Go through each line of the records below and count those with the word "this"; give only the total.

- [DATASET EXTRACT]
====

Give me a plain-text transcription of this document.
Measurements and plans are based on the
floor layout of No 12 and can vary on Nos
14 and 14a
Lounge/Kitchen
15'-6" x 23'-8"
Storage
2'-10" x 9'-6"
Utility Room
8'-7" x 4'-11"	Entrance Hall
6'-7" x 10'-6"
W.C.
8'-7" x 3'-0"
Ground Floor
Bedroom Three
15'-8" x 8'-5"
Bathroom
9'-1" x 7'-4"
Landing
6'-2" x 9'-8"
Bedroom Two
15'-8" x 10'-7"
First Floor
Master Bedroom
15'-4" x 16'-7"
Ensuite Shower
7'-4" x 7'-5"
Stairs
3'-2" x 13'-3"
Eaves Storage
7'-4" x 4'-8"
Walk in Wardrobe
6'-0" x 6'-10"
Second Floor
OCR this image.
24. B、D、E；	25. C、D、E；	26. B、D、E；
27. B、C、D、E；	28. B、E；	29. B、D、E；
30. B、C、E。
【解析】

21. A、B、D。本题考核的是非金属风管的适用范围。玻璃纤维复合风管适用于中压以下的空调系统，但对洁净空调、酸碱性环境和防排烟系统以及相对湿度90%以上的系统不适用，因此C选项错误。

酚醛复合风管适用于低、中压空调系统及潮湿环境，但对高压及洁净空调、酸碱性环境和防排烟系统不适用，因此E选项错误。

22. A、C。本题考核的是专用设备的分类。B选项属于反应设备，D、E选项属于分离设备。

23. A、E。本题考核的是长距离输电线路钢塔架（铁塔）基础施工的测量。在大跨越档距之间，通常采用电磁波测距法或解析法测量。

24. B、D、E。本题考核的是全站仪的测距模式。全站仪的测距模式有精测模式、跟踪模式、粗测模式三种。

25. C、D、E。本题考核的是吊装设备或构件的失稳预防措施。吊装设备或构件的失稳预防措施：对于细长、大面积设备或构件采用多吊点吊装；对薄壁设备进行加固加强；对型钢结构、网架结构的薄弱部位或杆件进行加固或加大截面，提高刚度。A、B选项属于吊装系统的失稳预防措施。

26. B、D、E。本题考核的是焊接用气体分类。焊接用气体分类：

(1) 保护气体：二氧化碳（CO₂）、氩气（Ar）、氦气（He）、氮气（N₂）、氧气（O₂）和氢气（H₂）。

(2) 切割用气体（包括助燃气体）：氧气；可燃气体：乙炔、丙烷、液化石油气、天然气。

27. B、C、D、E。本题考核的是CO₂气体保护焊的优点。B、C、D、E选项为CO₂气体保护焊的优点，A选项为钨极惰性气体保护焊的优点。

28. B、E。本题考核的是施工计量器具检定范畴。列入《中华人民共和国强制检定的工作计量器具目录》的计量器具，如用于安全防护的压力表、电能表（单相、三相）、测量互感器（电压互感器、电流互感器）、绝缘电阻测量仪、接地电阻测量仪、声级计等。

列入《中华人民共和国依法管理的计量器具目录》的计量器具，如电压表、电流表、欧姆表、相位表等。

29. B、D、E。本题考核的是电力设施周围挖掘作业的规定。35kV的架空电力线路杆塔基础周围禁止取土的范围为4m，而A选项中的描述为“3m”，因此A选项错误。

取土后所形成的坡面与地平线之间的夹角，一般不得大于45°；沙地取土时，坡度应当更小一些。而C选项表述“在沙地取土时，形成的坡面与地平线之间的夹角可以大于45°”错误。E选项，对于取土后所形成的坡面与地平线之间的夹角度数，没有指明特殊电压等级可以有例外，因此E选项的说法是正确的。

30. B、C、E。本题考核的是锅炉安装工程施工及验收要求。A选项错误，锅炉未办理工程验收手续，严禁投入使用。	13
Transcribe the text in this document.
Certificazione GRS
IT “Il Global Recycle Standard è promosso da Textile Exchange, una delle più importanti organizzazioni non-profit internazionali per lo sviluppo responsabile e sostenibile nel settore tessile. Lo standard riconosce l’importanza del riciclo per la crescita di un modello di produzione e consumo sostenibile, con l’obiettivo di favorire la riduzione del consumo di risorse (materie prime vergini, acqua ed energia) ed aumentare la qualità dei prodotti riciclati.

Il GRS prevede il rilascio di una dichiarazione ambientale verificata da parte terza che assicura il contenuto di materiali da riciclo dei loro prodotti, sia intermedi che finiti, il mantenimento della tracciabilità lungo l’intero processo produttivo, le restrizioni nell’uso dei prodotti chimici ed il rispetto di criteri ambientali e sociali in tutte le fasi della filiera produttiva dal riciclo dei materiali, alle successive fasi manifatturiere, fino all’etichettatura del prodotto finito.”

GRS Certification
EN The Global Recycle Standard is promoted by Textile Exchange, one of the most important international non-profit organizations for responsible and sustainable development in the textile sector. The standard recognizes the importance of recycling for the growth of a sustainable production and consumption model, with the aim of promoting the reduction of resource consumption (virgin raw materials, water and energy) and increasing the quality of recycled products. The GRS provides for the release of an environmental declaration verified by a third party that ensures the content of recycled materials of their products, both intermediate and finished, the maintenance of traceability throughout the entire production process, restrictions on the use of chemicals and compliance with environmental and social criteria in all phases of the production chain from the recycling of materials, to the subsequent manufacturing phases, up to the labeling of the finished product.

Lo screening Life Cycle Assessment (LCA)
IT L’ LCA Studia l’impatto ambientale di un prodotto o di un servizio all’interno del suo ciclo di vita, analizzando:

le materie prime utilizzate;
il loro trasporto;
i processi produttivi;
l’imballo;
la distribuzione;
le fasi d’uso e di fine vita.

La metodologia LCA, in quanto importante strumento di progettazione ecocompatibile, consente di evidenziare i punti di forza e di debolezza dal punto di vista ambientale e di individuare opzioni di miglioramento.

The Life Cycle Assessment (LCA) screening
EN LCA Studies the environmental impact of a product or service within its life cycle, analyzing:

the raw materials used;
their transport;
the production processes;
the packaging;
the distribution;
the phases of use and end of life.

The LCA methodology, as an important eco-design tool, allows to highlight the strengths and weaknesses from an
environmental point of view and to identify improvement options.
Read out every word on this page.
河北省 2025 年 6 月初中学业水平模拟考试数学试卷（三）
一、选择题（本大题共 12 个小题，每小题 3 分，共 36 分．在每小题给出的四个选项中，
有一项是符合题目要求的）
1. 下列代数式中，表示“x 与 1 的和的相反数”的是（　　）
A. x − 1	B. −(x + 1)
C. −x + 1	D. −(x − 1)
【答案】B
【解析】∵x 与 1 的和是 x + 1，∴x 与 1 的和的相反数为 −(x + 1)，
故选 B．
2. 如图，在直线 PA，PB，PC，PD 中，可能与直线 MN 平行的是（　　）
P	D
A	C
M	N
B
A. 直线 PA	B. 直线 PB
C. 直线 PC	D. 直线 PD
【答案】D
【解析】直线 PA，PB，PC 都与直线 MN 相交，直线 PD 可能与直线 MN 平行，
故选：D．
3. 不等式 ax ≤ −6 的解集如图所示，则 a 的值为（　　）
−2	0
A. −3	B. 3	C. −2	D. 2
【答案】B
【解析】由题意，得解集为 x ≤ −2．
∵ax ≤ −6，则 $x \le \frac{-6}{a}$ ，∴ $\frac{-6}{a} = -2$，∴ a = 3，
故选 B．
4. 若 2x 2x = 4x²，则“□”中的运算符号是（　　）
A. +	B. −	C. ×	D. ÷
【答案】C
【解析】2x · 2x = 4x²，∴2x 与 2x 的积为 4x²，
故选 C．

====

- [THE RESPONSE] 4